_TEXTAUSZUG_
##############################
9 Vorschläge für einen Wald









Im Rahmen der Landesgartenschau 1995 wurde die Neugestaltung des „Kamper Wäldchens“, eines ebenen, mit Pappeln im Quadratraster bepflanzten Geländes, zu einem Landschaftspark mit einem zugrundeliegenden künstlerischen Gesamtkonzept des schottischen Künstlers Ian Hamilton Finlay beschlossen. Die Gestaltung des Parks selbst orientiert sich hierbei nicht an moderner oder traditioneller Landschaftsarchitektur, sondern es sollte der Eindruck einer vergessenen, verwunschenen Waldparzelle entstehen. Spiritualität, Philosophie, Kunst und Natur können in dieser Waldwildnis zu einer geistigen und emotionalen Einheit verschmelzen. Zusätzlich zur Landschaftsgestaltung machen neun skulpturale Elemente das Gesamtkunstwerk des Parks aus. Die Kunstobjekte veranschaulichen die Ideenwelt Finlays, sie knüpfen gedankliche Bezüge zu historischen Personen und Ereignissen insbesondere aus der Antike und der Zeit der Französischen Revolution und stellen sie in einen Zusammenhang mit dem Naturerlebnis.
##############################
_VORLIEGENDE ZEILEN_

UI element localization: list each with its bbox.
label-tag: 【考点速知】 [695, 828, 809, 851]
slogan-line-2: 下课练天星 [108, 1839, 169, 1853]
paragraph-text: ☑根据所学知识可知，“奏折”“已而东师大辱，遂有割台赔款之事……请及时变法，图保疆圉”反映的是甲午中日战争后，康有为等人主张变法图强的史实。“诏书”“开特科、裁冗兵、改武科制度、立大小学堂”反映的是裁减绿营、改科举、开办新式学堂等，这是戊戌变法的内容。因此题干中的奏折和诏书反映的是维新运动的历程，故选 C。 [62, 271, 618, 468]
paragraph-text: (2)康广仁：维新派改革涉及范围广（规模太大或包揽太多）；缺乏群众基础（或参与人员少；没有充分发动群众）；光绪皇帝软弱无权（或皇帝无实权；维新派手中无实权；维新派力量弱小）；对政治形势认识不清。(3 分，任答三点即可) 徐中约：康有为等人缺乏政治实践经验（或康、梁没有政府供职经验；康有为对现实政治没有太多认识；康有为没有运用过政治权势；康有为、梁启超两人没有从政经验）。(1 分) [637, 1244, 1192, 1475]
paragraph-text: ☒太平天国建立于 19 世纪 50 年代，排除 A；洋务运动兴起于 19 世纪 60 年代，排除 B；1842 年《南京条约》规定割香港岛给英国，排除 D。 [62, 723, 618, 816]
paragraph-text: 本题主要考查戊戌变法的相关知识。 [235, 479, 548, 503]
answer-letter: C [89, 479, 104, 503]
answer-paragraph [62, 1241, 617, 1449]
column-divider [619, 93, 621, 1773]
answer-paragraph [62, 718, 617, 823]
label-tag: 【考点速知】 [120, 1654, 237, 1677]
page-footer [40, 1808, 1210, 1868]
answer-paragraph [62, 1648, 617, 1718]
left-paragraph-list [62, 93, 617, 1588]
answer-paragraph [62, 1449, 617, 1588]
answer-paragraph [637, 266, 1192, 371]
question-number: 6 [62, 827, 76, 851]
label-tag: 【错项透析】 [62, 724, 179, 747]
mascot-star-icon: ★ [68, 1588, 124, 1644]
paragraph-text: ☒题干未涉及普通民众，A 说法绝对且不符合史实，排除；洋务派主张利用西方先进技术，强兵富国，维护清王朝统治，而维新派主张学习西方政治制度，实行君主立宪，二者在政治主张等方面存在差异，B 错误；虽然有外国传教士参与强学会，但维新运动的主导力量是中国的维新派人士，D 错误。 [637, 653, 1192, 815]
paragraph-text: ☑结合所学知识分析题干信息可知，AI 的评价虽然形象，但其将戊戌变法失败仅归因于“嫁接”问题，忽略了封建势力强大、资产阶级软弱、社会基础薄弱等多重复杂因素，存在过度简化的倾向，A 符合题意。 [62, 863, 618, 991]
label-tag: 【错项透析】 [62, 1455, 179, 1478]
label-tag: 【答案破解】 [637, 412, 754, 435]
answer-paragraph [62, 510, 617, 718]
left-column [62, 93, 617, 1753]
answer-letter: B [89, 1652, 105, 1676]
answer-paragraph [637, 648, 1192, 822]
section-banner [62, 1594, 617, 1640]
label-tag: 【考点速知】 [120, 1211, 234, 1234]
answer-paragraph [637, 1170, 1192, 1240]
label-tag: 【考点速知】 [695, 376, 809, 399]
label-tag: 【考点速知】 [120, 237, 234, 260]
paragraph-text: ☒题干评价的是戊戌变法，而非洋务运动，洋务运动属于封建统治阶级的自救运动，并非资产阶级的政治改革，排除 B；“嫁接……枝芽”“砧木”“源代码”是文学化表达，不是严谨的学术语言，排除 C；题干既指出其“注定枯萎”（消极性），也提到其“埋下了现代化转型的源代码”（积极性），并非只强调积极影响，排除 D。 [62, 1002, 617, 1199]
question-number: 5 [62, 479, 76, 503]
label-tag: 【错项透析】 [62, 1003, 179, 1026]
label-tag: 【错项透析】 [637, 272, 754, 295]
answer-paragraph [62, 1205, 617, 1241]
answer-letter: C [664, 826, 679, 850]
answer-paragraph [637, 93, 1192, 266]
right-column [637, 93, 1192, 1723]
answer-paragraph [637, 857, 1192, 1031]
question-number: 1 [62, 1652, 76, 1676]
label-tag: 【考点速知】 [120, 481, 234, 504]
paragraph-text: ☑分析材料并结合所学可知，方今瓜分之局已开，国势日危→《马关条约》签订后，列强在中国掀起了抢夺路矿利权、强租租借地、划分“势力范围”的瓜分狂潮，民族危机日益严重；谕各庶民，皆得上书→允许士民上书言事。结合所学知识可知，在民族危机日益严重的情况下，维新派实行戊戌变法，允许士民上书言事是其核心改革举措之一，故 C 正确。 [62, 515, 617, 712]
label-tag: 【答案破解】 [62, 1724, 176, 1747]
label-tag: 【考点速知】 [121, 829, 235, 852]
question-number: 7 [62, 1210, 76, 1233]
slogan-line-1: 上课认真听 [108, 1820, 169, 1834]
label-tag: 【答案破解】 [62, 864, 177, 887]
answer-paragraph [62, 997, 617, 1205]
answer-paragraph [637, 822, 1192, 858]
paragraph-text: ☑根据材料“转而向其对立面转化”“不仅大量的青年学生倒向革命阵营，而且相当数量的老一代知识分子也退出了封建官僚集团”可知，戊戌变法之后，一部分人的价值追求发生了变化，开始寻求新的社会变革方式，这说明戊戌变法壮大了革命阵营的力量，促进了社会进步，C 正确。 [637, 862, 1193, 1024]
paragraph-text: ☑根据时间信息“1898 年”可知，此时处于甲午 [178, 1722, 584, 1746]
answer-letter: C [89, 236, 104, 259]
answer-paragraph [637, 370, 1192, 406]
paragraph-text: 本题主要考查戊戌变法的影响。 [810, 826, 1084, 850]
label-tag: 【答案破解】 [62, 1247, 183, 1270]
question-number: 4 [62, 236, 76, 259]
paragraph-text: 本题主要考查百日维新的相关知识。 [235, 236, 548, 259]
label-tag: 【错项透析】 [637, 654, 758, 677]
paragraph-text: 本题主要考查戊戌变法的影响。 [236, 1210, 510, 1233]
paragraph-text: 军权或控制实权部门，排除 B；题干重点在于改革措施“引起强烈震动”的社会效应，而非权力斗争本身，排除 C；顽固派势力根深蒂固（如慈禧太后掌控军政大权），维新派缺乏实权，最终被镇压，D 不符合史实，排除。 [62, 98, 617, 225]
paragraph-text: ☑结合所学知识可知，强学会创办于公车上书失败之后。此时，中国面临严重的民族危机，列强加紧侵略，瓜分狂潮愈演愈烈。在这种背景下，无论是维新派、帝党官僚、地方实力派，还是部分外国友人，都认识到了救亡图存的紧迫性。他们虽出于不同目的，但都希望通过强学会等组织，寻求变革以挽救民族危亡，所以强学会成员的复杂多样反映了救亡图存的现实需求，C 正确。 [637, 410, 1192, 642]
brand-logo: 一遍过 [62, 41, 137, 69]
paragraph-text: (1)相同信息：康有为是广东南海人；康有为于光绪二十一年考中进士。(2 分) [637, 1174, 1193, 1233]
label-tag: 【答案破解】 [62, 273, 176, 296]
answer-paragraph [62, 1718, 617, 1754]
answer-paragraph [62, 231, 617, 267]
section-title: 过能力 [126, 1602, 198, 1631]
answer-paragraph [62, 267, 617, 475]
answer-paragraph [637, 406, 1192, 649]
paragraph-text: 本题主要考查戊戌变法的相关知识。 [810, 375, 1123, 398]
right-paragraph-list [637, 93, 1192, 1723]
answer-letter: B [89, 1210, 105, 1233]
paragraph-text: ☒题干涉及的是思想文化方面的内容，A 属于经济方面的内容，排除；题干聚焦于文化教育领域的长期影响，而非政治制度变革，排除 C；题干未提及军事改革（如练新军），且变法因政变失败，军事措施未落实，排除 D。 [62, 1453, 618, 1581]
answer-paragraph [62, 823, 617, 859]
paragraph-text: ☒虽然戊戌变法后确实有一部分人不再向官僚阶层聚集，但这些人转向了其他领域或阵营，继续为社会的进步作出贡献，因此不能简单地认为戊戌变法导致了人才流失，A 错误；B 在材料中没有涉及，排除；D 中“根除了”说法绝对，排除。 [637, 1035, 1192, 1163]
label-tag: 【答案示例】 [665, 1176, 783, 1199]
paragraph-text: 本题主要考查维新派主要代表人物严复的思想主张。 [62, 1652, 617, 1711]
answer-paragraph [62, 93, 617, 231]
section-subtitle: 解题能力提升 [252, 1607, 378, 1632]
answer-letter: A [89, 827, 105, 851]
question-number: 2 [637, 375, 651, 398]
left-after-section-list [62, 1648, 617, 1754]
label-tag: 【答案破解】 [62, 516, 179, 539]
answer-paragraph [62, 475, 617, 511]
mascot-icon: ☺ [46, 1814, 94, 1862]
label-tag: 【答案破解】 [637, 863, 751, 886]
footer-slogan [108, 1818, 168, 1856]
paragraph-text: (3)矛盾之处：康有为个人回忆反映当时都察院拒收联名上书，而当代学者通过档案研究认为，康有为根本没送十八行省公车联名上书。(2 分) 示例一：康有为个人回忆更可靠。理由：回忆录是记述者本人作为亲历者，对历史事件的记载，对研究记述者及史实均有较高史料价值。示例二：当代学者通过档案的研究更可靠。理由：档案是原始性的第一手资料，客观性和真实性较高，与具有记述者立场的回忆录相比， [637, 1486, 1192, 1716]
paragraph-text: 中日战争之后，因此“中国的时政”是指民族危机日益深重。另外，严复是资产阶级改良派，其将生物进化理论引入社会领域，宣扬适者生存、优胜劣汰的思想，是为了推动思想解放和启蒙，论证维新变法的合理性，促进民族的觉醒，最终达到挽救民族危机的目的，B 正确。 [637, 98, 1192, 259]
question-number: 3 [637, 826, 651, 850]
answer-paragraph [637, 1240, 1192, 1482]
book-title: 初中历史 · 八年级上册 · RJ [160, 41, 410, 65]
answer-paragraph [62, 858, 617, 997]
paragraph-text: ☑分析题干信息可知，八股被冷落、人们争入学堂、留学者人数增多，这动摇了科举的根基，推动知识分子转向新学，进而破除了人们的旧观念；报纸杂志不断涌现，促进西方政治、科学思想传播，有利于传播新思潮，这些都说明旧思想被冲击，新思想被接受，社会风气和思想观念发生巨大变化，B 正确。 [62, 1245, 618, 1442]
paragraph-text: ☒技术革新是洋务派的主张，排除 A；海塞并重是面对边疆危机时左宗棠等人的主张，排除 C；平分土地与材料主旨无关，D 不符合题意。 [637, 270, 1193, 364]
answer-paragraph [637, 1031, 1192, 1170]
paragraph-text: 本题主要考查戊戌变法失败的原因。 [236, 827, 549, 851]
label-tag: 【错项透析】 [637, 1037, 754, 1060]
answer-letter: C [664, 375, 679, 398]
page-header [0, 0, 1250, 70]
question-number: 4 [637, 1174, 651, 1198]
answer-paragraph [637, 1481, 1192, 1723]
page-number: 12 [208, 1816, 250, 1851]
##############################
_SCHRIFTLICHE AUFGABEN_
[A] Wer hat laut dem Text über das Kamper Wäldchen das künstlerische Gesamtkonzept für den Park entworfen?
[B] Schreibe den Text über das Kamper Wäldchen im Anschluss an seinen letzten Satz weiter.
Die Zeilen werden zur Bearbeitung nicht gebraucht.

_ANTWORTEN DER REIHE NACH_
[A] Der schottische Künstler Ian Hamilton Finlay.

[B]
Eine mit dem Zitat des französischen Aristokraten Herault de Sechelles (1759–94) versehene Steinbank steht am Wasser des „Erftkolks“: „Gesellschaft heilt Stolz, Einsamkeit heilt Eitelkeit.“ Sie lädt ein, über menschliche Schwächen nachzudenken, aber auch über das Schicksal des Autors, der während der Französischen Revolution der Guillotine zum Opfer fiel.
Eine bronzene Büste von Jean Jacques Rousseau (1712–1778) erinnert an den französischen Naturphilosophen und ist mit seinem Zitat „Der Wald wurde mein Studierzimmer“ beschriftet.
Drei steinerne Pfeiler tragen Bronzeplatten mit Zitaten aus Martin Heideggers (1889–1976) Texten. Der deutsche Philosoph nannte seine Aufsätze „Holzwege“ als Begriff für die selten betretenen, verästelten Wege des Geistes.
Eine aus mehreren Bögen bestehende Holzpergola verändert sich von geometrisch handwerklich bearbeiteten Holzteilen hin zu immer unbearbeiteteren, naturbelassenen Bauteilen und verdeutlicht so den sichtbaren Übergang von Natur zu Kultur.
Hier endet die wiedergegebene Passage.